**EXTRAIT SÉLECTIONNÉ**:
Le 15 mai 2024, le Tribunal pénal fédéral (TPF) de Bellinzone, en Suisse, a déclaré Ousman Sonko, ancien ministre de l’Intérieur de la Gambie, coupable de crimes contre l’humanité, notamment de la torture de deux journalistes.
Sonko encourt une peine de 20 ans d’emprisonnement. Il avait initialement été arrêté en Suisse en janvier 2017 après que TRIAL International eut déposé une plainte pénale à son encontre.
Ce verdict marque une nouvelle avancée historique sur la voie de la justice, suite aux violations odieuses des droits humains commises sous le règne de l’ancien président gambien Yahya Jammeh.
L’arrestation d’Ousman Sonko fait suite à la première condamnation historique liée aux 22 années de règne de terreur de Yahya Jammeh en Gambie, celle de Bai Lowe en Allemagne le 30 novembre 2023. Bai Lowe a été identifié comme membre de la junte paramilitaire des « Junglers », formée par Yahya Jammeh, et s’est avéré être le chauffeur de l’unité qui a joué un rôle principal dans le meurtre du journaliste Deyda Hydara en 2004.
Ousman Sonko a occupé le poste de ministre de l’Intérieur de 2006 à 2016 et a joué un rôle déterminant dans la mise en œuvre de la répression systématique menée par Jammeh contre ses opposants, en particulier les journalistes qui, selon les médias, étaient souvent détenus et torturés par les autorités gambiennes pour avoir dénoncé l’inaction de Jammeh.
L’impact négatif du règne de Jammeh en Gambie a bouleversé la pratique du journalisme dans le pays et entraîné une dévalorisation de la profession. Cette dévalorisation a étouffé le journalisme et conduit de nombreux journalistes à quitter de force la profession.
L’African Freedom of Expression Exchange (AFEX) salue ces décisions comme une étape majeure dans la quête de responsabilité de la Gambie, mais aussi comme un moyen de justice restauratrice pour les journalistes et autres personnes qui n’ont pas pu obtenir justice pour les violations des droits humains qu’ils ont subies.

**OBJECTIF DE L'EXERCICE**:
Répondez à ces questions à l'aide de l'extrait sélectionné ci-dessus :
(a) Quel tribunal a déclaré Ousman Sonko coupable, et à quelle date ?
(b) Pendant quelle période Ousman Sonko a-t-il été ministre de l'Intérieur ?
(c) Dans quel pays et à quelle date Bai Lowe a-t-il été condamné ?

**DONNÉES**:
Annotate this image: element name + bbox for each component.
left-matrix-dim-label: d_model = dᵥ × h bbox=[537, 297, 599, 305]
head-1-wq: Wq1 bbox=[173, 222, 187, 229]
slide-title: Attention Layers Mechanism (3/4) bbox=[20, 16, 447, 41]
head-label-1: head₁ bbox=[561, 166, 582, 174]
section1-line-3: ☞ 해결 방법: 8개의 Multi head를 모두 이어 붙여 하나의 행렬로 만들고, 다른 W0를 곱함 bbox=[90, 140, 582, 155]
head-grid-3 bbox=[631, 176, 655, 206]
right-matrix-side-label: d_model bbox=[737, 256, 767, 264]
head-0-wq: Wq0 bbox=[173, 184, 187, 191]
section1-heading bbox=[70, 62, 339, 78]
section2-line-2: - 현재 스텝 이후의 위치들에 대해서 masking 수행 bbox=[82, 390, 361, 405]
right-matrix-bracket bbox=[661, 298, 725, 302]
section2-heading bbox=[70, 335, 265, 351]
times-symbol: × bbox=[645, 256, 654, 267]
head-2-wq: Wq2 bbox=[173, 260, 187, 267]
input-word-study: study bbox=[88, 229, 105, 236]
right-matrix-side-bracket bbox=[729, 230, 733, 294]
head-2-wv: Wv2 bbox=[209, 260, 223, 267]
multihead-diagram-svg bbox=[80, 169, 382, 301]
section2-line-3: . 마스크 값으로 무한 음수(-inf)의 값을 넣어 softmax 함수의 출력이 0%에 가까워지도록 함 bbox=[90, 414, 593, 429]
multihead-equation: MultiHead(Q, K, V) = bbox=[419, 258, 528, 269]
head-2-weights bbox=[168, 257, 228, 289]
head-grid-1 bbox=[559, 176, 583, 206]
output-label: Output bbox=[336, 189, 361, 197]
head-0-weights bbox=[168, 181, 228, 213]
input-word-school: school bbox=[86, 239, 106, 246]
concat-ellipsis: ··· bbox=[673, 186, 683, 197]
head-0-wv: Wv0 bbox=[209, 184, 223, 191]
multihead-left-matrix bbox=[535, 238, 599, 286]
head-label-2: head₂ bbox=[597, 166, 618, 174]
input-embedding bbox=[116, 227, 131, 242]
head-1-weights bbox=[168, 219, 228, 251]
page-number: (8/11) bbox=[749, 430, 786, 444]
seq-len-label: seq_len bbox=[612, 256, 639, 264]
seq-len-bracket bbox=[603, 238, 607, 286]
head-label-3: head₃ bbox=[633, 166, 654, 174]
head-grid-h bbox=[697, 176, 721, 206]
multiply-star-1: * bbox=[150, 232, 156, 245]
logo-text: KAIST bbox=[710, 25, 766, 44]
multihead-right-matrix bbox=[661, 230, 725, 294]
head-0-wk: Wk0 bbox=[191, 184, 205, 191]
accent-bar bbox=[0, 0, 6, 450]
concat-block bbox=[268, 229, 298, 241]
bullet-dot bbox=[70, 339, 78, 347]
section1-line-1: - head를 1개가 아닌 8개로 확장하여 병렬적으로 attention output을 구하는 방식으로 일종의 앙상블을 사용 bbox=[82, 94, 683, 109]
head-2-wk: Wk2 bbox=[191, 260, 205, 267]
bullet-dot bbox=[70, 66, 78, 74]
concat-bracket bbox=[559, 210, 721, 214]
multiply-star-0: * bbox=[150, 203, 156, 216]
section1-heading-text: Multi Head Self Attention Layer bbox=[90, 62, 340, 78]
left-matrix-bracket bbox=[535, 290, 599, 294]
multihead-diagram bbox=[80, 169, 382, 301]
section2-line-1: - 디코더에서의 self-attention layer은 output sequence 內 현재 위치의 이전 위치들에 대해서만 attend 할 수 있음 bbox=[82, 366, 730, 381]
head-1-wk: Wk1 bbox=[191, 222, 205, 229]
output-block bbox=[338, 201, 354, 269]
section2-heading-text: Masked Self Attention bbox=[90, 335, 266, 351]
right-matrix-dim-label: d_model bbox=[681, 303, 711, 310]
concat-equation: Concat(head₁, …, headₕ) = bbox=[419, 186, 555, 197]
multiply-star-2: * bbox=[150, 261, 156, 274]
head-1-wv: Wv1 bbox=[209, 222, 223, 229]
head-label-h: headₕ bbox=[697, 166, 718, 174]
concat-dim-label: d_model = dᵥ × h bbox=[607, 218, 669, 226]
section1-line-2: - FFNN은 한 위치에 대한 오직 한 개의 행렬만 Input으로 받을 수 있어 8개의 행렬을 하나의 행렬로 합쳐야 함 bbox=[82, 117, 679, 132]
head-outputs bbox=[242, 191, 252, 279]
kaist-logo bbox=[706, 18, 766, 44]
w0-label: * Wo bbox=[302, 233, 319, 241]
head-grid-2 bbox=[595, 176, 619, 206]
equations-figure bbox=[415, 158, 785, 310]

**RÉPONSE ATTENDUE**:
(a) Le Tribunal pénal fédéral (TPF) de Bellinzone, le 15 mai 2024.
(b) De 2006 à 2016.
(c) En Allemagne, le 30 novembre 2023.